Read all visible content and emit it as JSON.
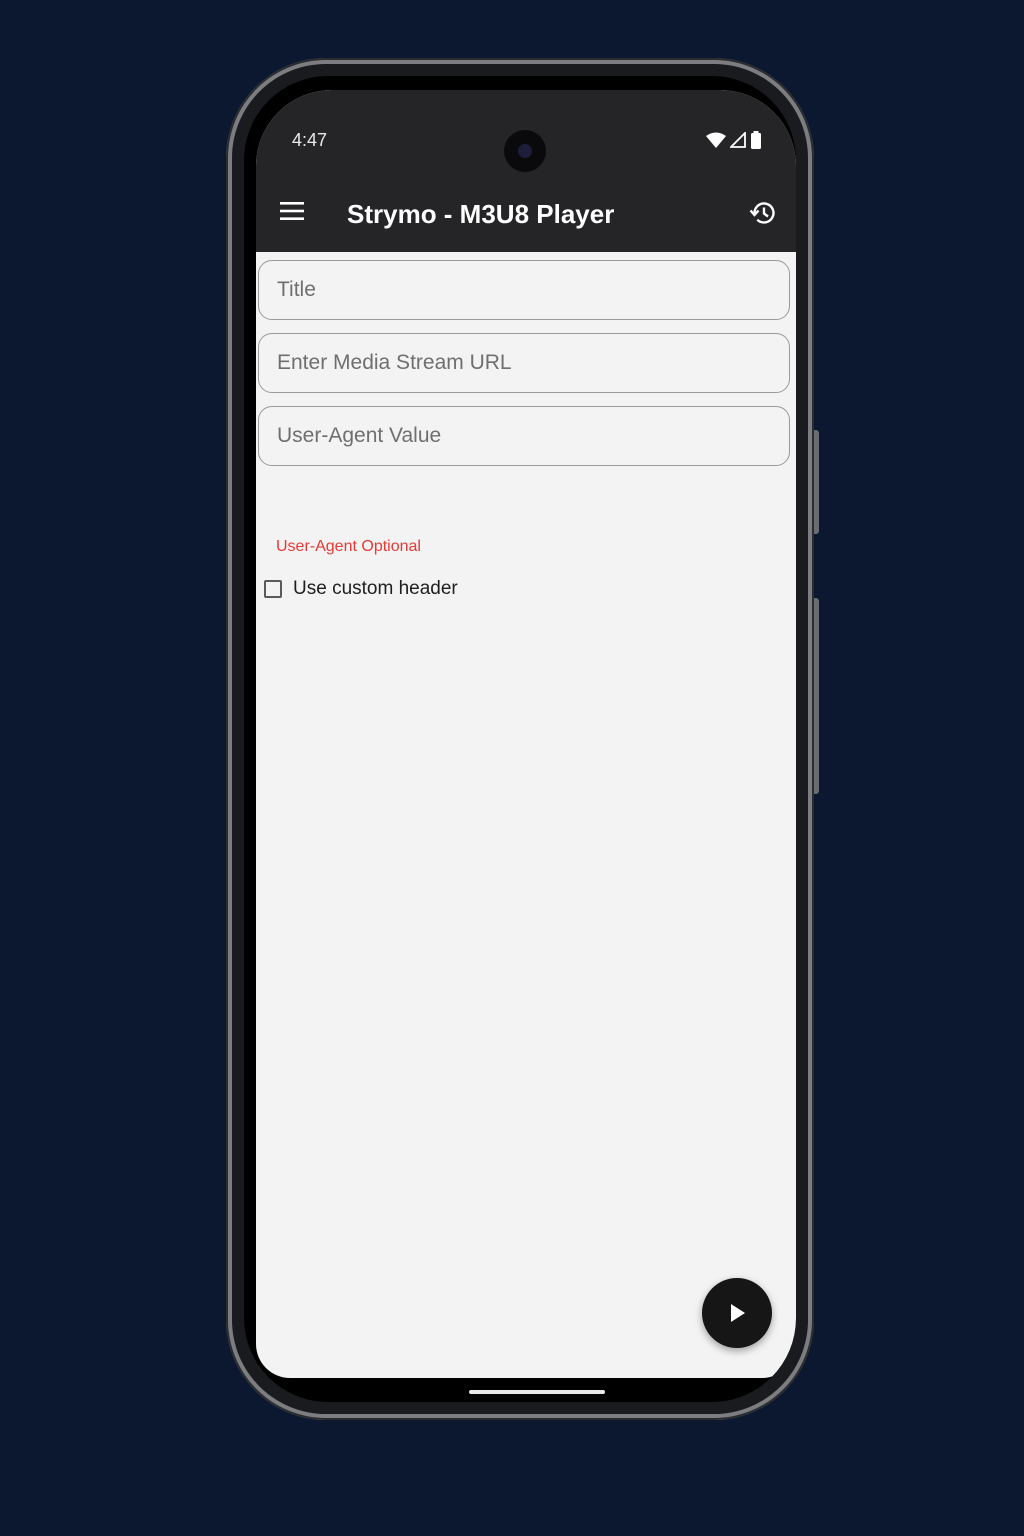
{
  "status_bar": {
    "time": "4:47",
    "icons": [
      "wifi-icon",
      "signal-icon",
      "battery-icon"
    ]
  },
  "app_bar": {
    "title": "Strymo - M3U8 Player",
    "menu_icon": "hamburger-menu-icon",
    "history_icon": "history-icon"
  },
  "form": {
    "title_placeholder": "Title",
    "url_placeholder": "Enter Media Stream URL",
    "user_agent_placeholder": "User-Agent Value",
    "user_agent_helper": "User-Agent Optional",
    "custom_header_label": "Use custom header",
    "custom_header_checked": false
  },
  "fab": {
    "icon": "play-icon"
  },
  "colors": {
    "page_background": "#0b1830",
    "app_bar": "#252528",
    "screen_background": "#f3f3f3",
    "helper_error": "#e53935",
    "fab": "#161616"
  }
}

Aim:
The records above must be printed exactly; the pictures stay out.

Reply:
Read all visible content and emit it as JSON.
{
  "status_bar": {
    "time": "4:47",
    "icons": [
      "wifi-icon",
      "signal-icon",
      "battery-icon"
    ]
  },
  "app_bar": {
    "title": "Strymo - M3U8 Player",
    "menu_icon": "hamburger-menu-icon",
    "history_icon": "history-icon"
  },
  "form": {
    "title_placeholder": "Title",
    "url_placeholder": "Enter Media Stream URL",
    "user_agent_placeholder": "User-Agent Value",
    "user_agent_helper": "User-Agent Optional",
    "custom_header_label": "Use custom header",
    "custom_header_checked": false
  },
  "fab": {
    "icon": "play-icon"
  },
  "colors": {
    "page_background": "#0b1830",
    "app_bar": "#252528",
    "screen_background": "#f3f3f3",
    "helper_error": "#e53935",
    "fab": "#161616"
  }
}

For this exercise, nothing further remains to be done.